>> START Material to process

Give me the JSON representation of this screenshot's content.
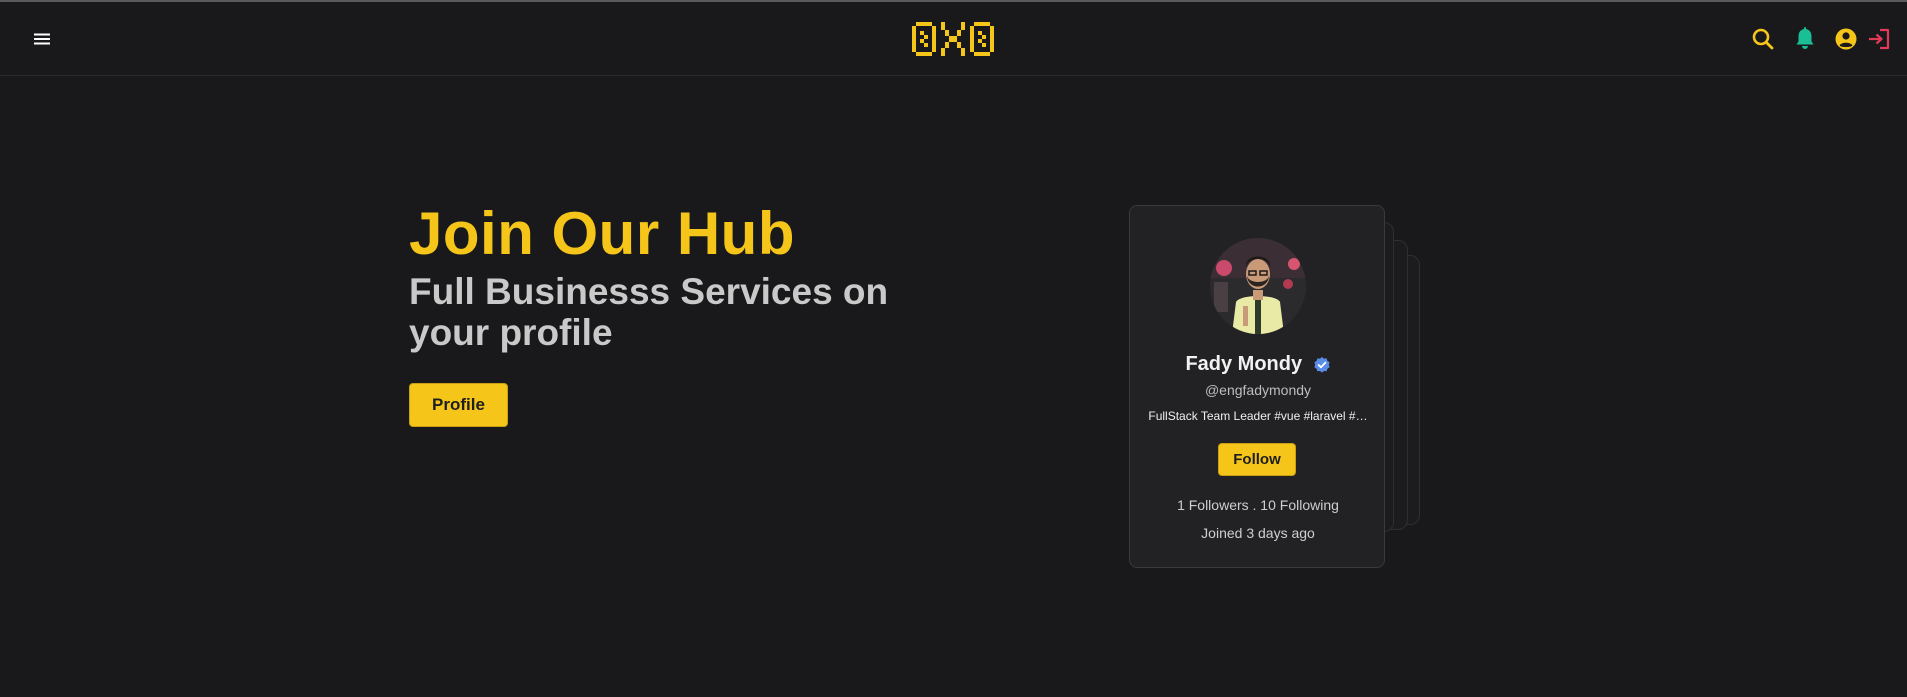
{
  "colors": {
    "background": "#19181a",
    "accent": "#f5c51a",
    "card": "#222124",
    "notification": "#1bbf96",
    "logout": "#e33a5a",
    "verified": "#5a8de8"
  },
  "header": {
    "menu_icon": "hamburger-menu-icon",
    "logo_text": "OXO",
    "icons": [
      "search-icon",
      "bell-icon",
      "user-circle-icon",
      "logout-icon"
    ]
  },
  "hero": {
    "title": "Join Our Hub",
    "subtitle": "Full Businesss Services on your profile",
    "button_label": "Profile"
  },
  "profile_card": {
    "name": "Fady Mondy",
    "verified_icon": "verified-badge-icon",
    "handle": "@engfadymondy",
    "bio": "FullStack Team Leader #vue #laravel #…",
    "follow_label": "Follow",
    "stats": "1 Followers . 10 Following",
    "joined": "Joined 3 days ago"
  }
}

>> END Material to process

Return the entries unchanged, save for the pictures, which do not belong in the copy.

§ **Solution for this task**:
Give me the JSON representation of this screenshot's content.
{
  "colors": {
    "background": "#19181a",
    "accent": "#f5c51a",
    "card": "#222124",
    "notification": "#1bbf96",
    "logout": "#e33a5a",
    "verified": "#5a8de8"
  },
  "header": {
    "menu_icon": "hamburger-menu-icon",
    "logo_text": "OXO",
    "icons": [
      "search-icon",
      "bell-icon",
      "user-circle-icon",
      "logout-icon"
    ]
  },
  "hero": {
    "title": "Join Our Hub",
    "subtitle": "Full Businesss Services on your profile",
    "button_label": "Profile"
  },
  "profile_card": {
    "name": "Fady Mondy",
    "verified_icon": "verified-badge-icon",
    "handle": "@engfadymondy",
    "bio": "FullStack Team Leader #vue #laravel #…",
    "follow_label": "Follow",
    "stats": "1 Followers . 10 Following",
    "joined": "Joined 3 days ago"
  }
}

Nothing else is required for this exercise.